** Start **
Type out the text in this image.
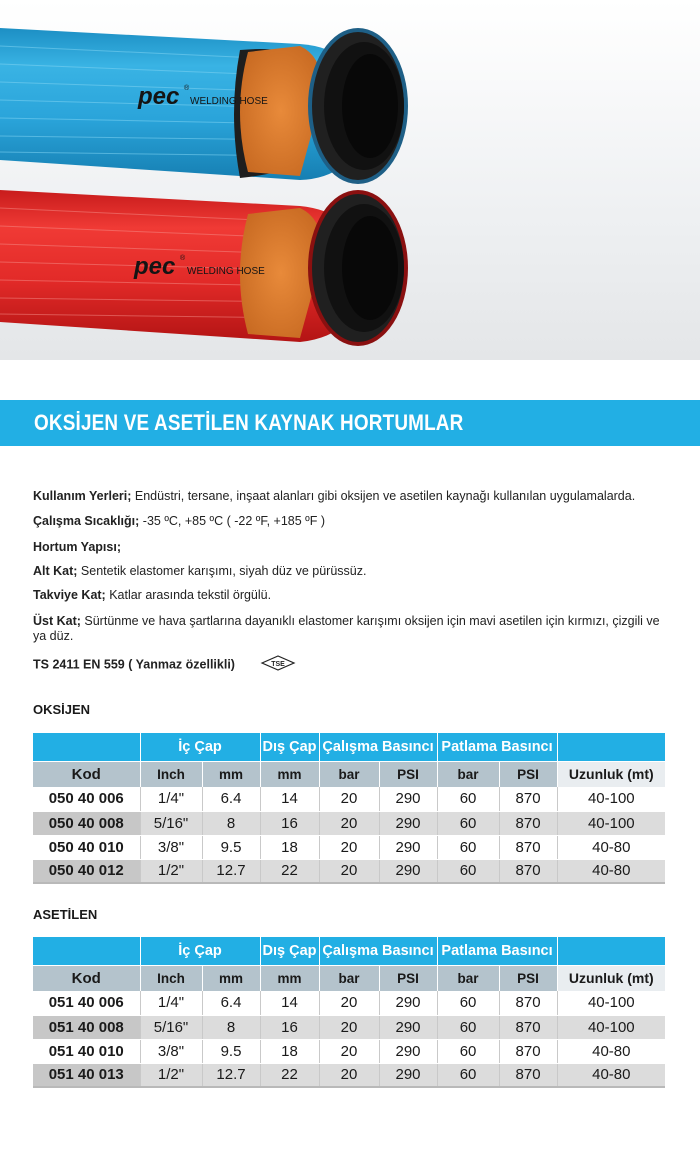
pec ®
WELDING HOSE
pec ®
WELDING HOSE
OKSİJEN VE ASETİLEN KAYNAK HORTUMLAR
Kullanım Yerleri; Endüstri, tersane, inşaat alanları gibi oksijen ve asetilen kaynağı kullanılan uygulamalarda.
Çalışma Sıcaklığı; -35 ºC, +85 ºC ( -22 ºF, +185 ºF )
Hortum Yapısı;
Alt Kat; Sentetik elastomer karışımı, siyah düz ve pürüssüz.
Takviye Kat; Katlar arasında tekstil örgülü.
Üst Kat; Sürtünme ve hava şartlarına dayanıklı elastomer karışımı oksijen için mavi asetilen için kırmızı, çizgili ve ya düz.
TS 2411 EN 559 ( Yanmaz özellikli)	TSE
OKSİJEN
	İç Çap		Dış Çap	Çalışma Basıncı		Patlama Basıncı		
Kod	Inch	mm	mm	bar	PSI	bar	PSI	Uzunluk (mt)
050 40 006	1/4"	6.4	14	20	290	60	870	40-100
050 40 008	5/16"	8	16	20	290	60	870	40-100
050 40 010	3/8"	9.5	18	20	290	60	870	40-80
050 40 012	1/2"	12.7	22	20	290	60	870	40-80
ASETİLEN
	İç Çap		Dış Çap	Çalışma Basıncı		Patlama Basıncı		
Kod	Inch	mm	mm	bar	PSI	bar	PSI	Uzunluk (mt)
051 40 006	1/4"	6.4	14	20	290	60	870	40-100
051 40 008	5/16"	8	16	20	290	60	870	40-100
051 40 010	3/8"	9.5	18	20	290	60	870	40-80
051 40 013	1/2"	12.7	22	20	290	60	870	40-80
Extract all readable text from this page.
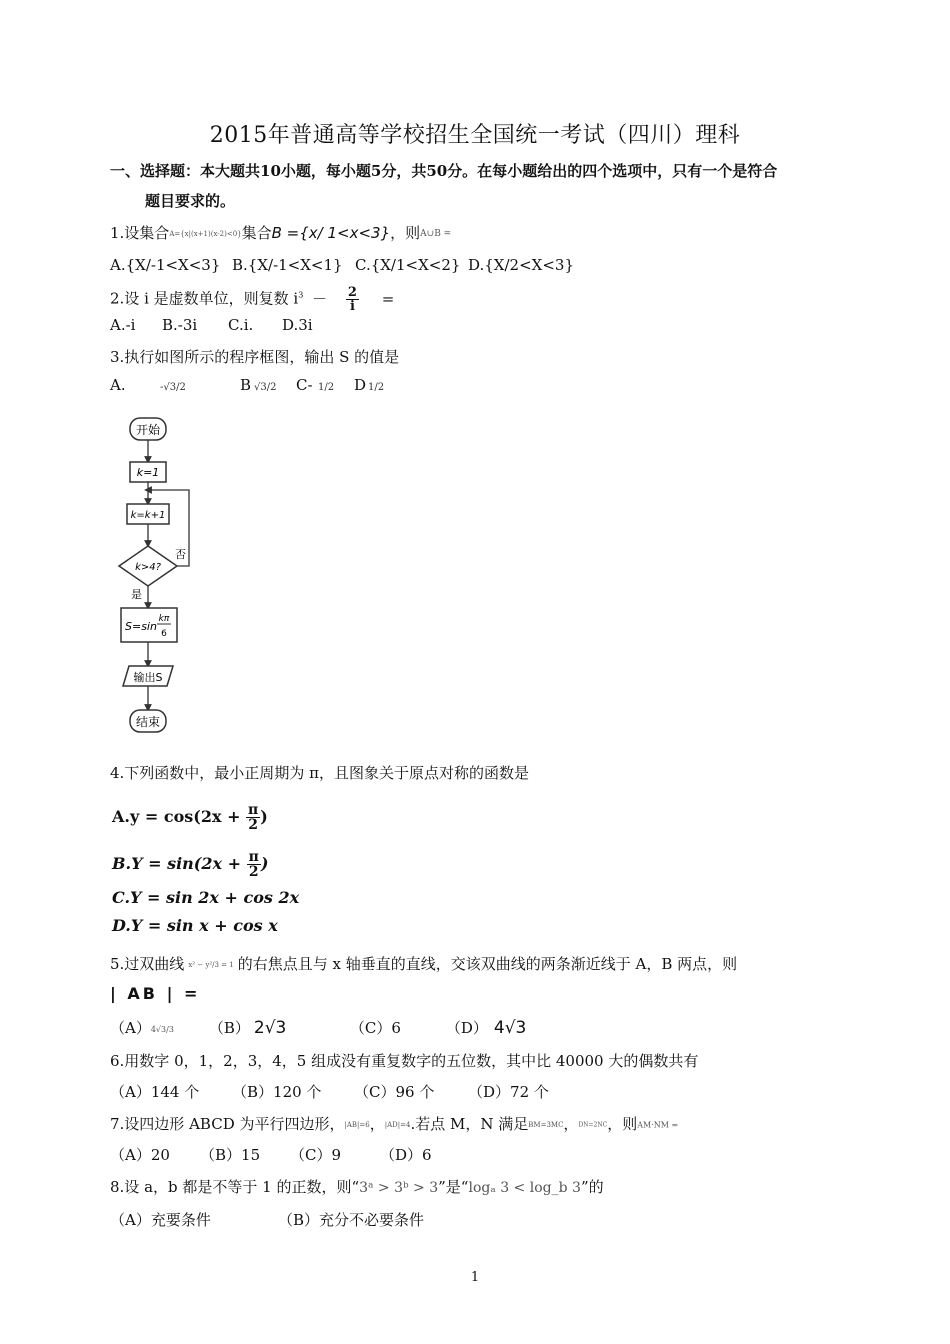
2015年普通高等学校招生全国统一考试（四川）理科
一、选择题：本大题共10小题，每小题5分，共50分。在每小题给出的四个选项中，只有一个是符合
题目要求的。
1.设集合A={x|(x+1)(x-2)<0}集合B ={x/ 1<x<3}，则A∪B =
A.{X/-1<X<3} B.{X/-1<X<1} C.{X/1<X<2} D.{X/2<X<3}
2.设 i 是虚数单位，则复数 $i^3 - \frac{2}{i}$ =
A.-i B.-3i C.i. D.3i
3.执行如图所示的程序框图，输出 S 的值是
A.	-√3/2	B √3/2 C- 1/2 D 1/2
开始
k=1
k=k+1
k>4?
否
是
S=sin
kπ
6
输出S
结束
4.下列函数中，最小正周期为 π，且图象关于原点对称的函数是
$A.y = \cos(2x + \frac{\pi}{2}$ )
$B.Y = \sin(2x + \frac{\pi}{2}$ )
C.Y = sin 2x + cos 2x
D.Y = sin x + cos x
5.过双曲线 x² − y²/3 = 1 的右焦点且与 x 轴垂直的直线，交该双曲线的两条渐近线于 A，B 两点，则
| AB | =
（A）4√3/3 （B） 2√3	（C）6	（D） 4√3
6.用数字 0，1，2，3，4，5 组成没有重复数字的五位数，其中比 40000 大的偶数共有
（A）144 个 （B）120 个 （C）96 个 （D）72 个
7.设四边形 ABCD 为平行四边形，|AB|=6，|AD|=4.若点 M，N 满足BM=3MC，DN=2NC，则AM·NM =
（A）20 （B）15 （C）9	（D）6
8.设 a，b 都是不等于 1 的正数，则“3ᵃ > 3ᵇ > 3”是“logₐ 3 < log_b 3”的
（A）充要条件	（B）充分不必要条件
1
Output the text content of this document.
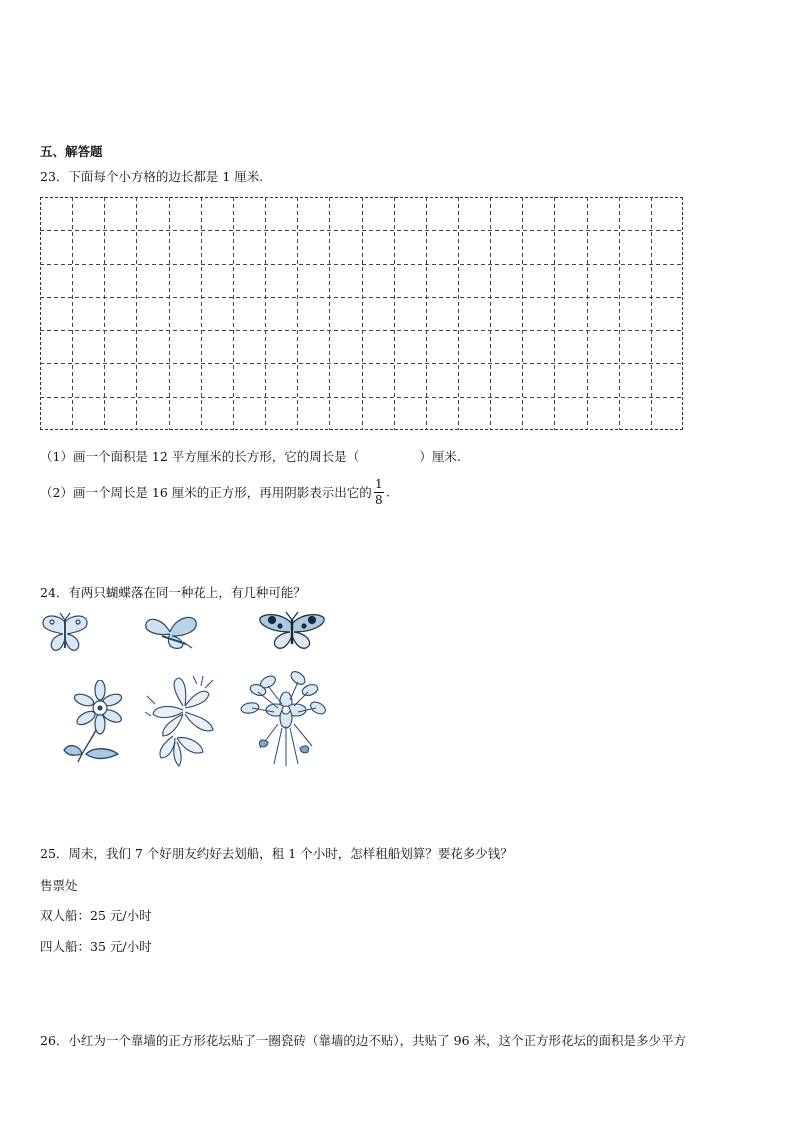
五、解答题
23．下面每个小方格的边长都是 1 厘米.
（1）画一个面积是 12 平方厘米的长方形，它的周长是（	）厘米.
（2）画一个周长是 16 厘米的正方形，再用阴影表示出它的 $\frac{1}{8}$ .
24．有两只蝴蝶落在同一种花上，有几种可能？
25．周末，我们 7 个好朋友约好去划船，租 1 个小时，怎样租船划算？要花多少钱？
售票处
双人船：25 元/小时
四人船：35 元/小时
26．小红为一个靠墙的正方形花坛贴了一圈瓷砖（靠墙的边不贴），共贴了 96 米，这个正方形花坛的面积是多少平方
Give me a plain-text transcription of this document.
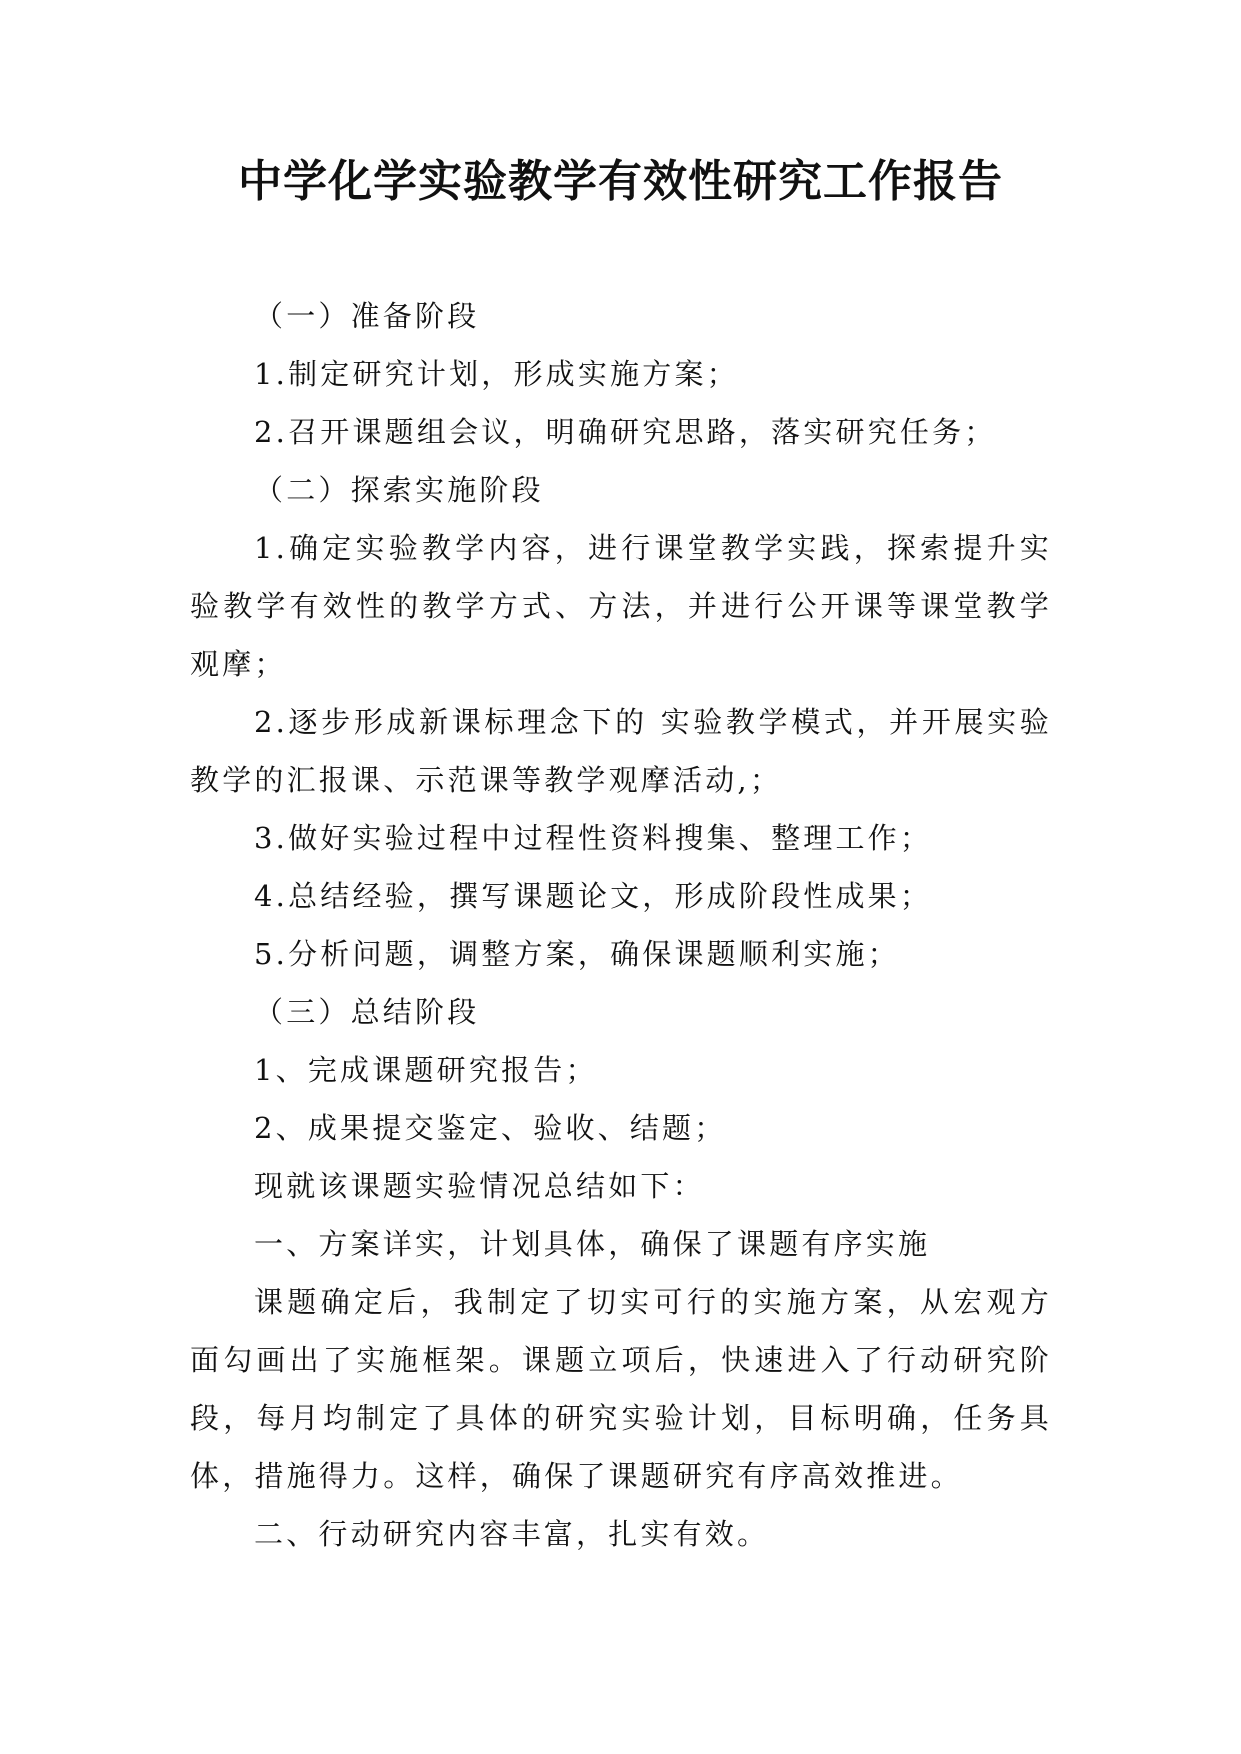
中学化学实验教学有效性研究工作报告

（一）准备阶段

1.制定研究计划，形成实施方案；

2.召开课题组会议，明确研究思路，落实研究任务；

（二）探索实施阶段

1.确定实验教学内容，进行课堂教学实践，探索提升实验教学有效性的教学方式、方法，并进行公开课等课堂教学观摩；

2.逐步形成新课标理念下的 实验教学模式，并开展实验教学的汇报课、示范课等教学观摩活动,；

3.做好实验过程中过程性资料搜集、整理工作；

4.总结经验，撰写课题论文，形成阶段性成果；

5.分析问题，调整方案，确保课题顺利实施；

（三）总结阶段

1、完成课题研究报告；

2、成果提交鉴定、验收、结题；

现就该课题实验情况总结如下：

一、方案详实，计划具体，确保了课题有序实施

课题确定后，我制定了切实可行的实施方案，从宏观方面勾画出了实施框架。课题立项后，快速进入了行动研究阶段，每月均制定了具体的研究实验计划，目标明确，任务具体，措施得力。这样，确保了课题研究有序高效推进。

二、行动研究内容丰富，扎实有效。
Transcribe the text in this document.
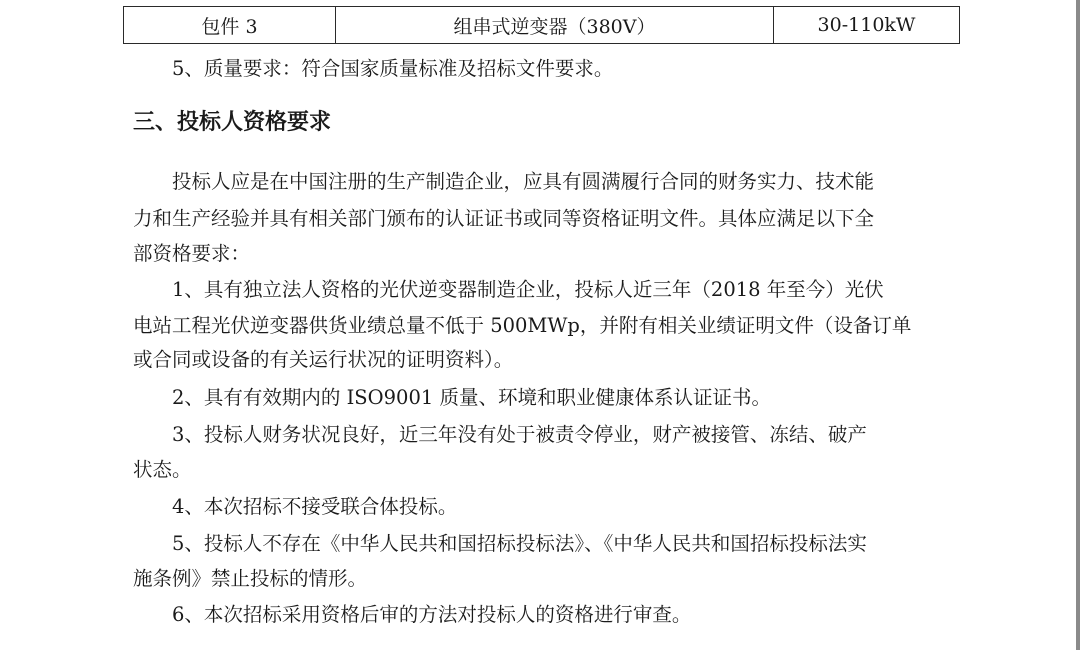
包件 3	组串式逆变器（380V）	30-110kW
5、质量要求：符合国家质量标准及招标文件要求。
三、投标人资格要求
投标人应是在中国注册的生产制造企业，应具有圆满履行合同的财务实力、技术能
力和生产经验并具有相关部门颁布的认证证书或同等资格证明文件。具体应满足以下全
部资格要求：
1、具有独立法人资格的光伏逆变器制造企业，投标人近三年（2018 年至今）光伏
电站工程光伏逆变器供货业绩总量不低于 500MWp，并附有相关业绩证明文件（设备订单
或合同或设备的有关运行状况的证明资料）。
2、具有有效期内的 ISO9001 质量、环境和职业健康体系认证证书。
3、投标人财务状况良好，近三年没有处于被责令停业，财产被接管、冻结、破产
状态。
4、本次招标不接受联合体投标。
5、投标人不存在《中华人民共和国招标投标法》、《中华人民共和国招标投标法实
施条例》禁止投标的情形。
6、本次招标采用资格后审的方法对投标人的资格进行审查。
** End **
Set task: Copy each line of the data that contains the word "OKSİJEN".

Worked answer:
OKSİJEN VE ASETİLEN KAYNAK HORTUMLAR
OKSİJEN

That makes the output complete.